▶ [MATERIAL PROVIDED]
## begin

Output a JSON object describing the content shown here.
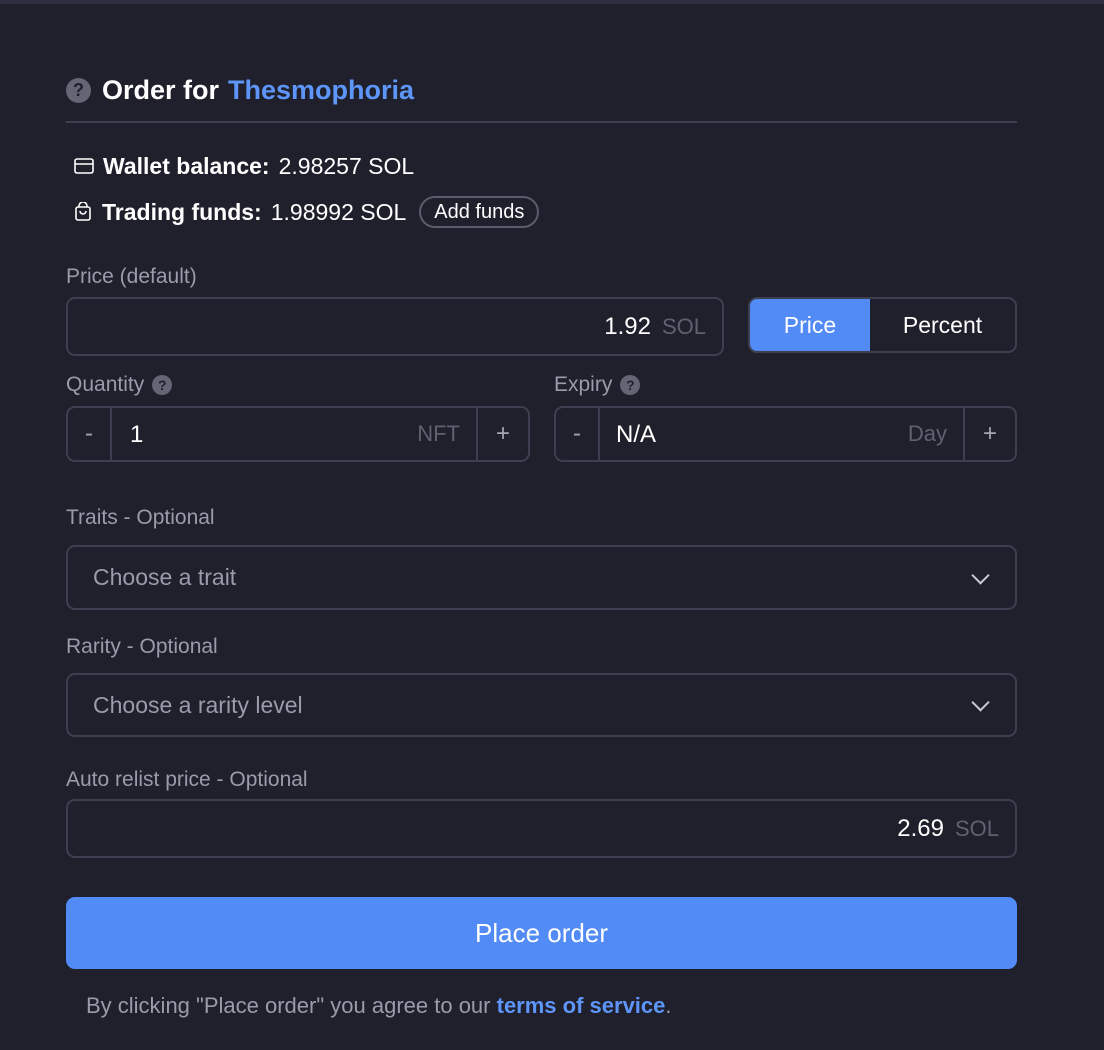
{
  "header": {
    "title_prefix": "Order for",
    "collection_name": "Thesmophoria",
    "help_icon": "question-circle-icon"
  },
  "balances": {
    "wallet_label": "Wallet balance:",
    "wallet_value": "2.98257 SOL",
    "wallet_icon": "credit-card-icon",
    "trading_label": "Trading funds:",
    "trading_value": "1.98992 SOL",
    "trading_icon": "bag-icon",
    "add_funds_label": "Add funds"
  },
  "price": {
    "label": "Price (default)",
    "value": "1.92",
    "unit": "SOL",
    "toggle": {
      "price_label": "Price",
      "percent_label": "Percent",
      "selected": "Price"
    }
  },
  "quantity": {
    "label": "Quantity",
    "minus": "-",
    "value": "1",
    "unit": "NFT",
    "plus": "+"
  },
  "expiry": {
    "label": "Expiry",
    "minus": "-",
    "value": "N/A",
    "unit": "Day",
    "plus": "+"
  },
  "traits": {
    "label": "Traits - Optional",
    "placeholder": "Choose a trait"
  },
  "rarity": {
    "label": "Rarity - Optional",
    "placeholder": "Choose a rarity level"
  },
  "relist": {
    "label": "Auto relist price - Optional",
    "value": "2.69",
    "unit": "SOL"
  },
  "submit": {
    "label": "Place order"
  },
  "footer": {
    "text_before": "By clicking \"Place order\" you agree to our",
    "link_text": "terms of service",
    "text_after": "."
  },
  "colors": {
    "background": "#1f202c",
    "accent": "#528bf6",
    "link": "#5d95f9",
    "border": "#3d3f50"
  }
}
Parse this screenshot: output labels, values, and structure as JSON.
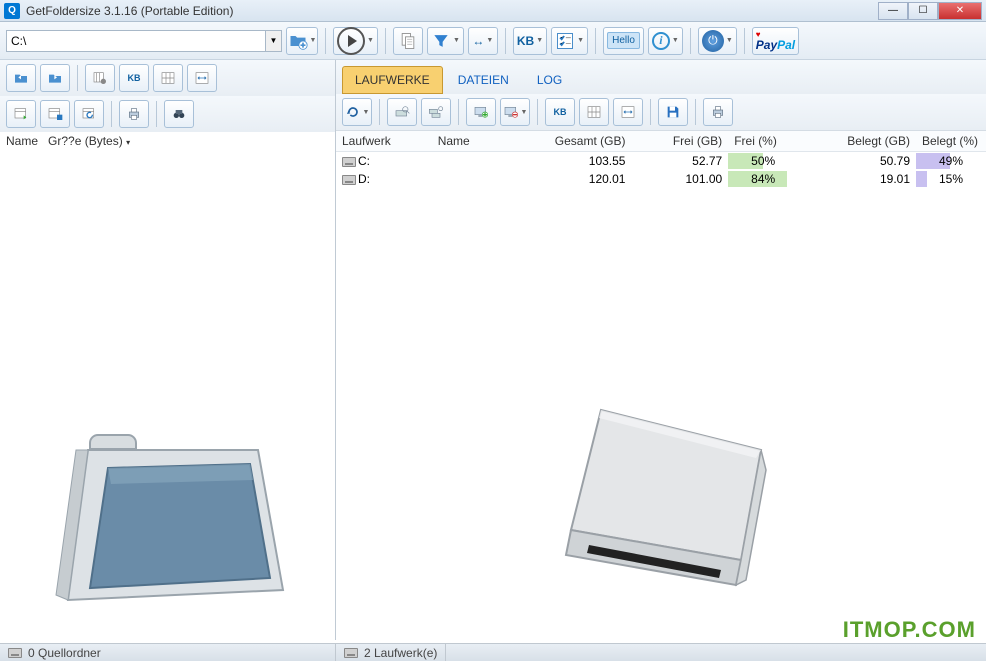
{
  "window": {
    "title": "GetFoldersize 3.1.16 (Portable Edition)"
  },
  "path": {
    "value": "C:\\"
  },
  "toolbar_labels": {
    "kb": "KB",
    "hello": "Hello"
  },
  "left_headers": {
    "name": "Name",
    "size": "Gr??e (Bytes)"
  },
  "tabs": {
    "drives": "LAUFWERKE",
    "files": "DATEIEN",
    "log": "LOG"
  },
  "drive_columns": {
    "laufwerk": "Laufwerk",
    "name": "Name",
    "gesamt": "Gesamt (GB)",
    "frei_gb": "Frei (GB)",
    "frei_pct": "Frei (%)",
    "belegt_gb": "Belegt (GB)",
    "belegt_pct": "Belegt (%)"
  },
  "drives": [
    {
      "letter": "C:",
      "name": "",
      "total": "103.55",
      "free_gb": "52.77",
      "free_pct": "50%",
      "free_pct_num": 50,
      "used_gb": "50.79",
      "used_pct": "49%",
      "used_pct_num": 49
    },
    {
      "letter": "D:",
      "name": "",
      "total": "120.01",
      "free_gb": "101.00",
      "free_pct": "84%",
      "free_pct_num": 84,
      "used_gb": "19.01",
      "used_pct": "15%",
      "used_pct_num": 15
    }
  ],
  "status": {
    "left": "0 Quellordner",
    "right": "2 Laufwerk(e)"
  },
  "watermark": "ITMOP.COM"
}
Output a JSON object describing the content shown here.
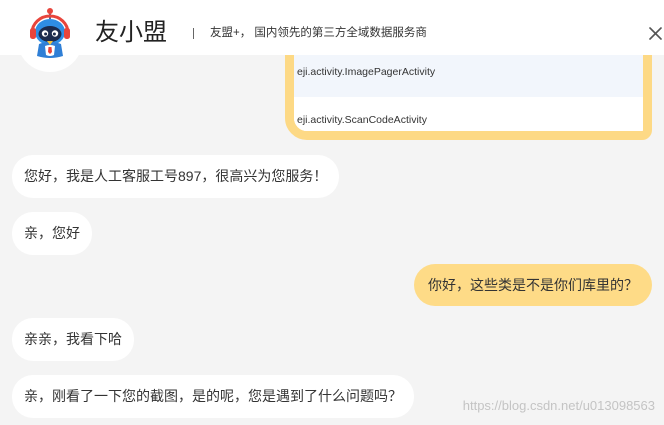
{
  "header": {
    "title": "友小盟",
    "subtitle": "友盟+， 国内领先的第三方全域数据服务商"
  },
  "icons": {
    "avatar": "robot-mascot-icon",
    "close": "close-icon"
  },
  "colors": {
    "background": "#f4f4f4",
    "header": "#ffffff",
    "agent_bubble": "#ffffff",
    "user_bubble": "#fedb87",
    "screenshot_border": "#fdd985",
    "screenshot_highlight_row": "#f2f6fc",
    "text": "#333333",
    "watermark": "#c4c4c4"
  },
  "chat": {
    "screenshot_message": {
      "outgoing": true,
      "lines": [
        "eji.activity.ImagePagerActivity",
        "eji.activity.ScanCodeActivity"
      ]
    },
    "messages": [
      {
        "outgoing": false,
        "text": "您好，我是人工客服工号897，很高兴为您服务！"
      },
      {
        "outgoing": false,
        "text": "亲，您好"
      },
      {
        "outgoing": true,
        "text": "你好，这些类是不是你们库里的？"
      },
      {
        "outgoing": false,
        "text": "亲亲，我看下哈"
      },
      {
        "outgoing": false,
        "text": "亲，刚看了一下您的截图，是的呢，您是遇到了什么问题吗？"
      }
    ]
  },
  "watermark": "https://blog.csdn.net/u013098563"
}
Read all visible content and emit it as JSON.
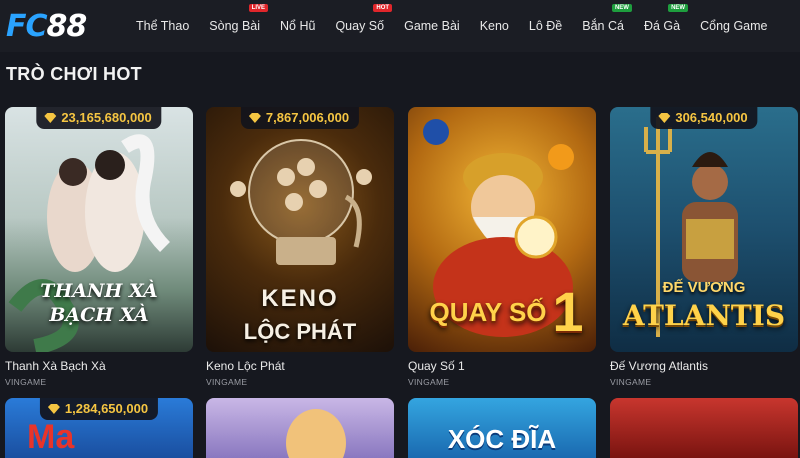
{
  "header": {
    "logo_fc": "FC",
    "logo_num": "88",
    "nav": [
      {
        "label": "Thể Thao",
        "badge": ""
      },
      {
        "label": "Sòng Bài",
        "badge": "LIVE"
      },
      {
        "label": "Nổ Hũ",
        "badge": ""
      },
      {
        "label": "Quay Số",
        "badge": "HOT"
      },
      {
        "label": "Game Bài",
        "badge": ""
      },
      {
        "label": "Keno",
        "badge": ""
      },
      {
        "label": "Lô Đề",
        "badge": ""
      },
      {
        "label": "Bắn Cá",
        "badge": "NEW"
      },
      {
        "label": "Đá Gà",
        "badge": "NEW"
      },
      {
        "label": "Cổng Game",
        "badge": ""
      }
    ]
  },
  "section": {
    "title": "TRÒ CHƠI HOT"
  },
  "games": [
    {
      "name": "Thanh Xà Bạch Xà",
      "provider": "VINGAME",
      "jackpot": "23,165,680,000",
      "art_title": "THANH XÀ BẠCH XÀ"
    },
    {
      "name": "Keno Lộc Phát",
      "provider": "VINGAME",
      "jackpot": "7,867,006,000",
      "art_title_1": "KENO",
      "art_title_2": "LỘC PHÁT"
    },
    {
      "name": "Quay Số 1",
      "provider": "VINGAME",
      "jackpot": "",
      "art_title": "QUAY SỐ",
      "art_num": "1"
    },
    {
      "name": "Đế Vương Atlantis",
      "provider": "VINGAME",
      "jackpot": "306,540,000",
      "art_title_1": "ĐẾ VƯƠNG",
      "art_title_2": "ATLANTIS"
    }
  ],
  "row2": [
    {
      "jackpot": "1,284,650,000",
      "art_title": ""
    },
    {
      "jackpot": "",
      "art_title": ""
    },
    {
      "jackpot": "",
      "art_title": "XÓC ĐĨA"
    },
    {
      "jackpot": "",
      "art_title": ""
    }
  ],
  "colors": {
    "background": "#16181f",
    "header": "#1b1d24",
    "logo_accent": "#2aa3ff",
    "jackpot_text": "#f5c542",
    "badge_red": "#e0262b",
    "badge_green": "#1e9e3e"
  }
}
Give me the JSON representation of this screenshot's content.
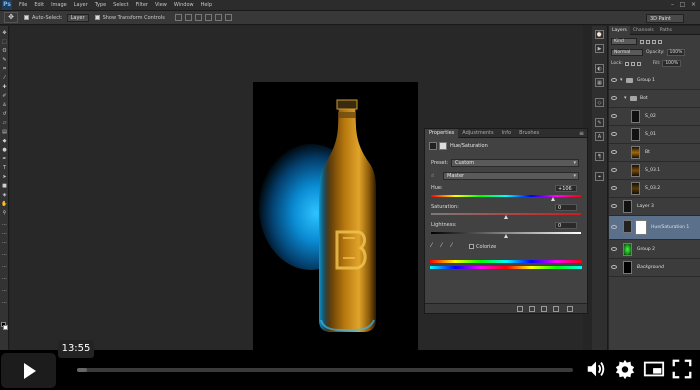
{
  "app": {
    "logo": "Ps",
    "menus": [
      "File",
      "Edit",
      "Image",
      "Layer",
      "Type",
      "Select",
      "Filter",
      "View",
      "Window",
      "Help"
    ],
    "window_controls": [
      "–",
      "□",
      "×"
    ]
  },
  "options_bar": {
    "auto_select_label": "Auto-Select:",
    "auto_select_value": "Layer",
    "show_transform_label": "Show Transform Controls",
    "workspace": "3D Paint"
  },
  "properties_panel": {
    "tabs": [
      "Properties",
      "Adjustments",
      "Info",
      "Brushes"
    ],
    "title": "Hue/Saturation",
    "preset_label": "Preset:",
    "preset_value": "Custom",
    "channel_value": "Master",
    "hue_label": "Hue:",
    "hue_value": "+106",
    "hue_fraction": 0.81,
    "saturation_label": "Saturation:",
    "saturation_value": "0",
    "saturation_fraction": 0.5,
    "lightness_label": "Lightness:",
    "lightness_value": "0",
    "lightness_fraction": 0.5,
    "colorize_label": "Colorize"
  },
  "layers_panel": {
    "tabs": [
      "Layers",
      "Channels",
      "Paths"
    ],
    "kind_label": "Kind",
    "blend_mode": "Normal",
    "opacity_label": "Opacity:",
    "opacity_value": "100%",
    "lock_label": "Lock:",
    "fill_label": "Fill:",
    "fill_value": "100%",
    "layers": [
      {
        "name": "Group 1",
        "type": "group"
      },
      {
        "name": "Bot",
        "type": "group"
      },
      {
        "name": "S_02",
        "type": "layer"
      },
      {
        "name": "S_01",
        "type": "layer"
      },
      {
        "name": "Bt",
        "type": "layer"
      },
      {
        "name": "S_03.1",
        "type": "layer"
      },
      {
        "name": "S_03.2",
        "type": "layer"
      },
      {
        "name": "Layer 3",
        "type": "layer"
      },
      {
        "name": "Hue/Saturation 1",
        "type": "adjustment"
      },
      {
        "name": "Group 2",
        "type": "layer"
      },
      {
        "name": "Background",
        "type": "layer"
      }
    ]
  },
  "player": {
    "timestamp": "13:55",
    "progress_fraction": 0.02
  },
  "colors": {
    "glow": "#2ec4ff",
    "bottle_amber": "#c88a1c",
    "selected_layer": "#5b708a"
  }
}
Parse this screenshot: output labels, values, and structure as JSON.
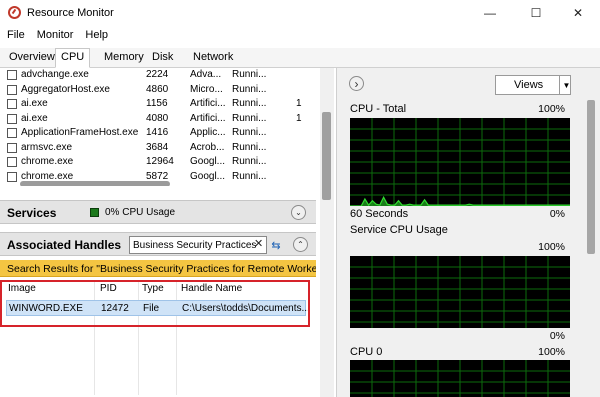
{
  "window": {
    "title": "Resource Monitor",
    "minimize": "—",
    "maximize": "☐",
    "close": "✕"
  },
  "menu": [
    {
      "label": "File"
    },
    {
      "label": "Monitor"
    },
    {
      "label": "Help"
    }
  ],
  "tabs": [
    {
      "label": "Overview"
    },
    {
      "label": "CPU"
    },
    {
      "label": "Memory"
    },
    {
      "label": "Disk"
    },
    {
      "label": "Network"
    }
  ],
  "active_tab": "CPU",
  "processes": [
    {
      "name": "advchange.exe",
      "pid": "2224",
      "desc": "Adva...",
      "status": "Runni...",
      "extra": ""
    },
    {
      "name": "AggregatorHost.exe",
      "pid": "4860",
      "desc": "Micro...",
      "status": "Runni...",
      "extra": ""
    },
    {
      "name": "ai.exe",
      "pid": "1156",
      "desc": "Artifici...",
      "status": "Runni...",
      "extra": "1"
    },
    {
      "name": "ai.exe",
      "pid": "4080",
      "desc": "Artifici...",
      "status": "Runni...",
      "extra": "1"
    },
    {
      "name": "ApplicationFrameHost.exe",
      "pid": "1416",
      "desc": "Applic...",
      "status": "Runni...",
      "extra": ""
    },
    {
      "name": "armsvc.exe",
      "pid": "3684",
      "desc": "Acrob...",
      "status": "Runni...",
      "extra": ""
    },
    {
      "name": "chrome.exe",
      "pid": "12964",
      "desc": "Googl...",
      "status": "Runni...",
      "extra": ""
    },
    {
      "name": "chrome.exe",
      "pid": "5872",
      "desc": "Googl...",
      "status": "Runni...",
      "extra": ""
    }
  ],
  "services": {
    "title": "Services",
    "cpu_usage": "0% CPU Usage",
    "chevron": "⌄"
  },
  "handles": {
    "title": "Associated Handles",
    "search_value": "Business Security Practices",
    "clear_icon": "✕",
    "search_icon": "⇆",
    "chevron": "⌃",
    "results_text": "Search Results for \"Business Security Practices for Remote Workers...",
    "columns": [
      "Image",
      "PID",
      "Type",
      "Handle Name"
    ],
    "rows": [
      {
        "image": "WINWORD.EXE",
        "pid": "12472",
        "type": "File",
        "handle": "C:\\Users\\todds\\Documents..."
      }
    ]
  },
  "right_panel": {
    "expand_icon": "›",
    "views_label": "Views",
    "views_dropdown": "▼",
    "graphs": [
      {
        "title": "CPU - Total",
        "max": "100%",
        "footer_left": "60 Seconds",
        "footer_right": "0%"
      },
      {
        "title": "Service CPU Usage",
        "max": "100%",
        "footer_left": "",
        "footer_right": "0%"
      },
      {
        "title": "CPU 0",
        "max": "100%",
        "footer_left": "",
        "footer_right": ""
      }
    ]
  },
  "cpu_total_series": [
    0,
    0,
    0,
    0,
    8,
    1,
    6,
    2,
    1,
    10,
    2,
    1,
    1,
    6,
    1,
    1,
    2,
    1,
    1,
    1,
    7,
    1,
    1,
    1,
    1,
    1,
    1,
    1,
    1,
    1,
    1,
    1,
    2,
    1,
    1,
    1,
    1,
    1,
    1,
    1,
    1,
    1,
    1,
    1,
    1,
    1,
    1,
    1,
    1,
    1,
    1,
    1,
    1,
    1,
    1,
    1,
    1,
    1,
    1,
    1
  ],
  "colors": {
    "graph_bg": "#000000",
    "grid": "#0d6b0d",
    "line": "#2fdc2f",
    "fill": "#1f9a1f",
    "highlight": "#f4c542",
    "selection": "#cfe3f7",
    "annotation": "#d6232a"
  }
}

## end

▶ [JOB] Go through the listing above and report how many of its lines contain the word "relist", with only the number as output.

▶ [COMPLETE ANSWER] 2